Stated goal — Return all of the lines below exactly as they are.
________________
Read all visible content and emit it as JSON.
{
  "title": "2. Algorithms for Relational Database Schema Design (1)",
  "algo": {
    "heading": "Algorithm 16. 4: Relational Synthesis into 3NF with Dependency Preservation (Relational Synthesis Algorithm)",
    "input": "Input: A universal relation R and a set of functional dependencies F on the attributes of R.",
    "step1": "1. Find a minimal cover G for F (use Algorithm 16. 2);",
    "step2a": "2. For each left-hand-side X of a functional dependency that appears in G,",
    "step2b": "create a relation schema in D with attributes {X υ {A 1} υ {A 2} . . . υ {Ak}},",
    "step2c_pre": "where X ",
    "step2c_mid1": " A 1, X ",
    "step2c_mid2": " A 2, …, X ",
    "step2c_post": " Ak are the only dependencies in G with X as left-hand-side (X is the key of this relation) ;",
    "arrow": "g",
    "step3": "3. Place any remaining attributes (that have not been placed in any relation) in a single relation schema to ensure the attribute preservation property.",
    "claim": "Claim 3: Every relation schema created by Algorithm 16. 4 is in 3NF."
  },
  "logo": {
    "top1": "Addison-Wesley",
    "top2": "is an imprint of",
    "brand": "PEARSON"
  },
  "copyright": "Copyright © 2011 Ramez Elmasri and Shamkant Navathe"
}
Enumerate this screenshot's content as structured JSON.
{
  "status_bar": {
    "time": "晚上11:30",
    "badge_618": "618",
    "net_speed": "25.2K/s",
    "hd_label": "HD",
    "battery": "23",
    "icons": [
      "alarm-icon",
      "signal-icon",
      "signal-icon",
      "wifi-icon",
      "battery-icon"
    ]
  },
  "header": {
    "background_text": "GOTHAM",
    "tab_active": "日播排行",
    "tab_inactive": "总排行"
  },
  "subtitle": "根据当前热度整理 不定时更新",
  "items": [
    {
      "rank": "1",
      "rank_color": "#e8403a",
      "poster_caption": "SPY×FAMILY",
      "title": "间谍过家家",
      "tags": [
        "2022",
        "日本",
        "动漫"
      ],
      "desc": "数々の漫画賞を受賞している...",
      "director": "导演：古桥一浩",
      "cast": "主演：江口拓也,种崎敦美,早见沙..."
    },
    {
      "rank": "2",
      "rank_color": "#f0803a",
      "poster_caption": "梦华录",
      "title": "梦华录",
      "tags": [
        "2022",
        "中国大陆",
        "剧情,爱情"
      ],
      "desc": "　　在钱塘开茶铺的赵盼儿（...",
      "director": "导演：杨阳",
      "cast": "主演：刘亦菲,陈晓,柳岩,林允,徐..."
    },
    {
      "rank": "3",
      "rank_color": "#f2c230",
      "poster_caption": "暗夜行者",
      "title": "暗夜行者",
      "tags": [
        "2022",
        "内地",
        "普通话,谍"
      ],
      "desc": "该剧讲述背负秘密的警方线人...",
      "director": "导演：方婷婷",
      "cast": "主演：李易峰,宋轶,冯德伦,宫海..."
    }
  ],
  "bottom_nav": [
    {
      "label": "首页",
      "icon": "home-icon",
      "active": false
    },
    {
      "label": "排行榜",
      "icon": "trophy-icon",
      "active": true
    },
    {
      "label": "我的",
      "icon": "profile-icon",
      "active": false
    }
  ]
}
________________
Solution to this task —
Read all visible content and emit it as JSON.
{
  "title": "2. Algorithms for Relational Database Schema Design (1)",
  "algo": {
    "heading": "Algorithm 16. 4: Relational Synthesis into 3NF with Dependency Preservation (Relational Synthesis Algorithm)",
    "input": "Input: A universal relation R and a set of functional dependencies F on the attributes of R.",
    "step1": "1. Find a minimal cover G for F (use Algorithm 16. 2);",
    "step2a": "2. For each left-hand-side X of a functional dependency that appears in G,",
    "step2b": "create a relation schema in D with attributes {X υ {A 1} υ {A 2} . . . υ {Ak}},",
    "step2c_pre": "where X ",
    "step2c_mid1": " A 1, X ",
    "step2c_mid2": " A 2, …, X ",
    "step2c_post": " Ak are the only dependencies in G with X as left-hand-side (X is the key of this relation) ;",
    "arrow": "g",
    "step3": "3. Place any remaining attributes (that have not been placed in any relation) in a single relation schema to ensure the attribute preservation property.",
    "claim": "Claim 3: Every relation schema created by Algorithm 16. 4 is in 3NF."
  },
  "logo": {
    "top1": "Addison-Wesley",
    "top2": "is an imprint of",
    "brand": "PEARSON"
  },
  "copyright": "Copyright © 2011 Ramez Elmasri and Shamkant Navathe"
}
Enumerate this screenshot's content as structured JSON.
{
  "status_bar": {
    "time": "晚上11:30",
    "badge_618": "618",
    "net_speed": "25.2K/s",
    "hd_label": "HD",
    "battery": "23",
    "icons": [
      "alarm-icon",
      "signal-icon",
      "signal-icon",
      "wifi-icon",
      "battery-icon"
    ]
  },
  "header": {
    "background_text": "GOTHAM",
    "tab_active": "日播排行",
    "tab_inactive": "总排行"
  },
  "subtitle": "根据当前热度整理 不定时更新",
  "items": [
    {
      "rank": "1",
      "rank_color": "#e8403a",
      "poster_caption": "SPY×FAMILY",
      "title": "间谍过家家",
      "tags": [
        "2022",
        "日本",
        "动漫"
      ],
      "desc": "数々の漫画賞を受賞している...",
      "director": "导演：古桥一浩",
      "cast": "主演：江口拓也,种崎敦美,早见沙..."
    },
    {
      "rank": "2",
      "rank_color": "#f0803a",
      "poster_caption": "梦华录",
      "title": "梦华录",
      "tags": [
        "2022",
        "中国大陆",
        "剧情,爱情"
      ],
      "desc": "　　在钱塘开茶铺的赵盼儿（...",
      "director": "导演：杨阳",
      "cast": "主演：刘亦菲,陈晓,柳岩,林允,徐..."
    },
    {
      "rank": "3",
      "rank_color": "#f2c230",
      "poster_caption": "暗夜行者",
      "title": "暗夜行者",
      "tags": [
        "2022",
        "内地",
        "普通话,谍"
      ],
      "desc": "该剧讲述背负秘密的警方线人...",
      "director": "导演：方婷婷",
      "cast": "主演：李易峰,宋轶,冯德伦,宫海..."
    }
  ],
  "bottom_nav": [
    {
      "label": "首页",
      "icon": "home-icon",
      "active": false
    },
    {
      "label": "排行榜",
      "icon": "trophy-icon",
      "active": true
    },
    {
      "label": "我的",
      "icon": "profile-icon",
      "active": false
    }
  ]
}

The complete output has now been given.